Look through the records that follow. Copy every line containing the word "text".
--- BEGIN ---
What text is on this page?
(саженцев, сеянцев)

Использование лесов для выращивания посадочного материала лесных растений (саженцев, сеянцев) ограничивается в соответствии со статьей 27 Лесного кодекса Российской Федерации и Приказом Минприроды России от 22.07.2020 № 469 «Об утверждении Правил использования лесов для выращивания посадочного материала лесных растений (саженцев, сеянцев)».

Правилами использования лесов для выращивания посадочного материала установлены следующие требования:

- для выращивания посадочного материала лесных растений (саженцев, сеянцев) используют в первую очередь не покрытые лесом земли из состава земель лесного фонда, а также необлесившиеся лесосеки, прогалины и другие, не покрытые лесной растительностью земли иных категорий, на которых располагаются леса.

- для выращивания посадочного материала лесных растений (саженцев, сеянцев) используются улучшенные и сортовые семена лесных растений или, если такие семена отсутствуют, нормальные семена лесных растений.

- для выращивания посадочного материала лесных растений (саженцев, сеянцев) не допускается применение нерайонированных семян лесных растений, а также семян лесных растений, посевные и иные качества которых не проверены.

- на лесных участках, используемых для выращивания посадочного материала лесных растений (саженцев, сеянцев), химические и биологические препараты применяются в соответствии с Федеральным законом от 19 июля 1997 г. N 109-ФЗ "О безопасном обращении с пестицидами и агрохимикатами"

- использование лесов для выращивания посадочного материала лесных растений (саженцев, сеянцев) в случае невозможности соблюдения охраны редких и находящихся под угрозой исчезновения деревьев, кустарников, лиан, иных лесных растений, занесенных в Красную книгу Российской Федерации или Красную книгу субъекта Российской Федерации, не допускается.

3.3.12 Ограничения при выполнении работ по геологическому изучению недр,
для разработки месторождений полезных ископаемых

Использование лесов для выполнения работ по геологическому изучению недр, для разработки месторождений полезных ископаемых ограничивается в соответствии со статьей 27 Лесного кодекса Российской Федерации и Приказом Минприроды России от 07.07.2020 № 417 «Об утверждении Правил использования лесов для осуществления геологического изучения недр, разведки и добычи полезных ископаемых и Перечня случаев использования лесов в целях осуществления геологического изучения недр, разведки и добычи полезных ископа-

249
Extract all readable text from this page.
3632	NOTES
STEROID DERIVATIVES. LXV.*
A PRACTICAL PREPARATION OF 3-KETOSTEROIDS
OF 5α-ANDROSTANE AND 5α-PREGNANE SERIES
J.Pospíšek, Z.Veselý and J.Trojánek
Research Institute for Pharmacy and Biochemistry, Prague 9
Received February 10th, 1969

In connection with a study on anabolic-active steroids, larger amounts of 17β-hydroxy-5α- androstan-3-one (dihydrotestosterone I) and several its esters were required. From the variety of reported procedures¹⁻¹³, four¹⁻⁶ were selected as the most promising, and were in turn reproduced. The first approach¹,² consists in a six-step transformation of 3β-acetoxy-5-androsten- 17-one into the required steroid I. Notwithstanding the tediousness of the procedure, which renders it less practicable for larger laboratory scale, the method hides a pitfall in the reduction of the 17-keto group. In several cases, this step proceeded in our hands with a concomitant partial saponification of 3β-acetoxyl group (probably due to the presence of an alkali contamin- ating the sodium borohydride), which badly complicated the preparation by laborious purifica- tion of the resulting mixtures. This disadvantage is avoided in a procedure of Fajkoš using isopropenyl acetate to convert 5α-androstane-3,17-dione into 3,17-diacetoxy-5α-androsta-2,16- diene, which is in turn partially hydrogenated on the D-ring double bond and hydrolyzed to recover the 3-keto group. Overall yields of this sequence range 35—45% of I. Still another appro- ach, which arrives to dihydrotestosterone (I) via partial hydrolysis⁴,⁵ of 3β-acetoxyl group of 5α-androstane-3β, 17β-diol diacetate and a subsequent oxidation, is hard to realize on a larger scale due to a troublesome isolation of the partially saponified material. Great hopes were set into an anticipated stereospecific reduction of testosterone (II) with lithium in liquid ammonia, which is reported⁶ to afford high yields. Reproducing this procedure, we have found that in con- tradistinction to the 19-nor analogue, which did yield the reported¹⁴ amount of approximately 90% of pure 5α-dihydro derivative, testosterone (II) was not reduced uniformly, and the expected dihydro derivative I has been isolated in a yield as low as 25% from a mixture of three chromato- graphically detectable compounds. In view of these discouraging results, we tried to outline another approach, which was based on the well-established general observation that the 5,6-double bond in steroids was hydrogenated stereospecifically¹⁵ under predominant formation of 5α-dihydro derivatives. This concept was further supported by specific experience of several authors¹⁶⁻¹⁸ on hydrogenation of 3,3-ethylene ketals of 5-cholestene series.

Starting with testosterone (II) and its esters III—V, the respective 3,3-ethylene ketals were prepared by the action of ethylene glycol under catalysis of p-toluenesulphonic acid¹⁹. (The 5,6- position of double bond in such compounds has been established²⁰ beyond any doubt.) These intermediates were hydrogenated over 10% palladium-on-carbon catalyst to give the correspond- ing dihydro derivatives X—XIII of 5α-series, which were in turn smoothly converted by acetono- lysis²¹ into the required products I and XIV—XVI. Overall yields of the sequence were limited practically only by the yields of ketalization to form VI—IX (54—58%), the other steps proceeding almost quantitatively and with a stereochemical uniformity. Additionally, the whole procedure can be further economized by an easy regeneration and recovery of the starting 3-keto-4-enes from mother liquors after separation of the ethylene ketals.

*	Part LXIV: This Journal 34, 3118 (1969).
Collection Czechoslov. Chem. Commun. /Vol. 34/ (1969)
--- END ---
Written solution:
What text is on this page?
Extract all readable text from this page.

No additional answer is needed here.